▸ Excerpted text:
##########


  4. Yet again, I thought I had hit upon a solution to a problem I’ve been wrestling with, but no.

    I need to be able to control and monitor the position of a rotating shaft over a range of 400 degrees or so. At face value, this encoder would work, but I need to be able to know the position from a cold start, which this can’t do.

    The best I can think of is a servo+ multiturn potentiometer, but they’re quite expensive and have a minimum of three turns, which means I’m wasting resolution. By similar token, comments in a recent post about continuous rotation servos mentioned 4-turn boat winch servos. In principle that would work, but they’re too large; space constraints mean a 9g servo is about the largest I can accommodate.

    A long-term lurker becomes a first-time poster in the hope the Hackaday masses can make a suggestion.

    1. The encoder is absolute so it does know its position and you can actually use their api to define reference points at particular positions as needed. This was one of the big reasons we went with the slightly more expensive absolute model versus their incremental model.

      1. Yeah, but from what I could see in the data sheet, it’s absolute within one rotation. Yes, it outputs a pulse when it completes a full revolution, but consider what happens if you disconnect it for a moment, turn it one (or more) revolutions and reconnect; how would the software ever know? That’s what I need: absolute position over a >360 degree range.
        Of course, if you think I’ve /still/ misunderstood, I’d love to be corrected!

##########

[Structured page-parsing data]
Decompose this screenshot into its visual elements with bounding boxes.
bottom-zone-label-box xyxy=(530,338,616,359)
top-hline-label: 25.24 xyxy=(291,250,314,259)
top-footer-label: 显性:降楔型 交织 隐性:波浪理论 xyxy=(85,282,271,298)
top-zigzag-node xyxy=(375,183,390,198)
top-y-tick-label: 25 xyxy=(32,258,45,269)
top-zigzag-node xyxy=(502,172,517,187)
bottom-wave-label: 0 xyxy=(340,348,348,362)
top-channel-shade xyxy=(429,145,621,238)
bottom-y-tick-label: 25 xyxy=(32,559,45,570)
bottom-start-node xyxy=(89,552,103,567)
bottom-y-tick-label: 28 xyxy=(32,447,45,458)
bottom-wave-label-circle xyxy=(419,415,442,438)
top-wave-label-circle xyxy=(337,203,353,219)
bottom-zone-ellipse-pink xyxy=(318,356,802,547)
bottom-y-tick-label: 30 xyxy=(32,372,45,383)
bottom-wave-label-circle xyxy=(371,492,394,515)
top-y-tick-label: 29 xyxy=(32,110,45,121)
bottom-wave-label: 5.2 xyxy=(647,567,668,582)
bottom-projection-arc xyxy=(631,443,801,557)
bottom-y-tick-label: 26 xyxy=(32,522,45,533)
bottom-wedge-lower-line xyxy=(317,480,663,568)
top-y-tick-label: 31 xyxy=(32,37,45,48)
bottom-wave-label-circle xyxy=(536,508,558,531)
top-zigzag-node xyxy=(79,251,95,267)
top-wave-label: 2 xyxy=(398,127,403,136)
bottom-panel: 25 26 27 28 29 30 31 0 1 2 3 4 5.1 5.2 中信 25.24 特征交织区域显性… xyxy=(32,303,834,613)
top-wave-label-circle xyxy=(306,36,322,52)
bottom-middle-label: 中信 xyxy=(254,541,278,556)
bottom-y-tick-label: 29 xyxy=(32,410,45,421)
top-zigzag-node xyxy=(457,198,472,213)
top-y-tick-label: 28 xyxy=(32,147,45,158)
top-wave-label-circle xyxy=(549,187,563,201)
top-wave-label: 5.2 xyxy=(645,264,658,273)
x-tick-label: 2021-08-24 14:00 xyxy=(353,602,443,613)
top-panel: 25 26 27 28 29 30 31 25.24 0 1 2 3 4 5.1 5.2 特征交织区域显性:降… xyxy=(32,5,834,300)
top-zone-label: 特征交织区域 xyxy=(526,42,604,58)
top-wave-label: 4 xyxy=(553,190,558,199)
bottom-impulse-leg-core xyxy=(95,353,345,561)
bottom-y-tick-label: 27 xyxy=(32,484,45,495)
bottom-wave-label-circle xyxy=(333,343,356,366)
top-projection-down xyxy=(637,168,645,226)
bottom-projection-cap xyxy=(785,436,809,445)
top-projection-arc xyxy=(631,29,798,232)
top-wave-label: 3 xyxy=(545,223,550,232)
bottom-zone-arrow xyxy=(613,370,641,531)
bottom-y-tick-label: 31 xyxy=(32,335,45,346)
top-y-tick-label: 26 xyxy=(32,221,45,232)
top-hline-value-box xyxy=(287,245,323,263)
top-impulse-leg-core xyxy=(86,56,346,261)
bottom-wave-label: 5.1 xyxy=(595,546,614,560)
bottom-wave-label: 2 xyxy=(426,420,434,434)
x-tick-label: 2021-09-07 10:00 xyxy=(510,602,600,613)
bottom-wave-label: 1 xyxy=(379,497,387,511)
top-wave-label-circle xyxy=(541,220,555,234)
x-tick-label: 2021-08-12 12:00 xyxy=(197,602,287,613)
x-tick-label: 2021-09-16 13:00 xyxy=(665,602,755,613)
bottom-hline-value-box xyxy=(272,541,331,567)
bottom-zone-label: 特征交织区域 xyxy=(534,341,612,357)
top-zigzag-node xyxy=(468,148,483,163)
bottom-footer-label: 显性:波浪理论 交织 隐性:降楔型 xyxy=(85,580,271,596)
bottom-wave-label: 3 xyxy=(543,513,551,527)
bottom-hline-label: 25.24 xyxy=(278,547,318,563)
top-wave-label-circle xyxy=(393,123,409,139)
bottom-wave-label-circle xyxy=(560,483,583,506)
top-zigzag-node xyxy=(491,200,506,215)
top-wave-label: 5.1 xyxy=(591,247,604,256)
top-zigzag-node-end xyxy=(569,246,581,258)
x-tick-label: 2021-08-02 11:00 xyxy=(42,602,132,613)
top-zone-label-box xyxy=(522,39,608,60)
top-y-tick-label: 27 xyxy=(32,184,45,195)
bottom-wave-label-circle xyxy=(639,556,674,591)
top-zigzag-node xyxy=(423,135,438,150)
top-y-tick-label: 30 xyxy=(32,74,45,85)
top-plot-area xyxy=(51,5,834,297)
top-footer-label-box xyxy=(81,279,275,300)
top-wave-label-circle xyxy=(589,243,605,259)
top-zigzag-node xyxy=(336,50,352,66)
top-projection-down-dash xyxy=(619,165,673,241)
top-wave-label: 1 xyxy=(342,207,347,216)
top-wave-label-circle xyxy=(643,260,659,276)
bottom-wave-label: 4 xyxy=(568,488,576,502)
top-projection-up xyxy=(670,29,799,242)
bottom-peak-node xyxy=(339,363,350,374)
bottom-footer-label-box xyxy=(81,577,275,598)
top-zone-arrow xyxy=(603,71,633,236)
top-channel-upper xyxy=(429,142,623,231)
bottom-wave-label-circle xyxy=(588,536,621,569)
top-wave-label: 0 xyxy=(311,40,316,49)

##########

▸ Activities:
1: Answer these questions about the encoder discussion, each in a few words:
(a) Over roughly what range of rotation does the first commenter need to control and monitor the shaft's position?
(b) What size of servo is about the largest that the commenter's space allows?
(c) What does the encoder output when it completes a full revolution?
2: List each device or setup that the first commenter in the encoder discussion considers as a solution to the shaft problem, with the reason the commenter gives for rejecting it.

▸ Expected outputs:
1:
(a) About 400 degrees.
(b) A 9g servo.
(c) A pulse.

2:
- The encoder: it can't know the position from a cold start.
- A servo plus a multiturn potentiometer: such potentiometers are quite expensive and have a minimum of three turns, which wastes resolution.
- 4-turn boat winch servos: they are too large for the space available.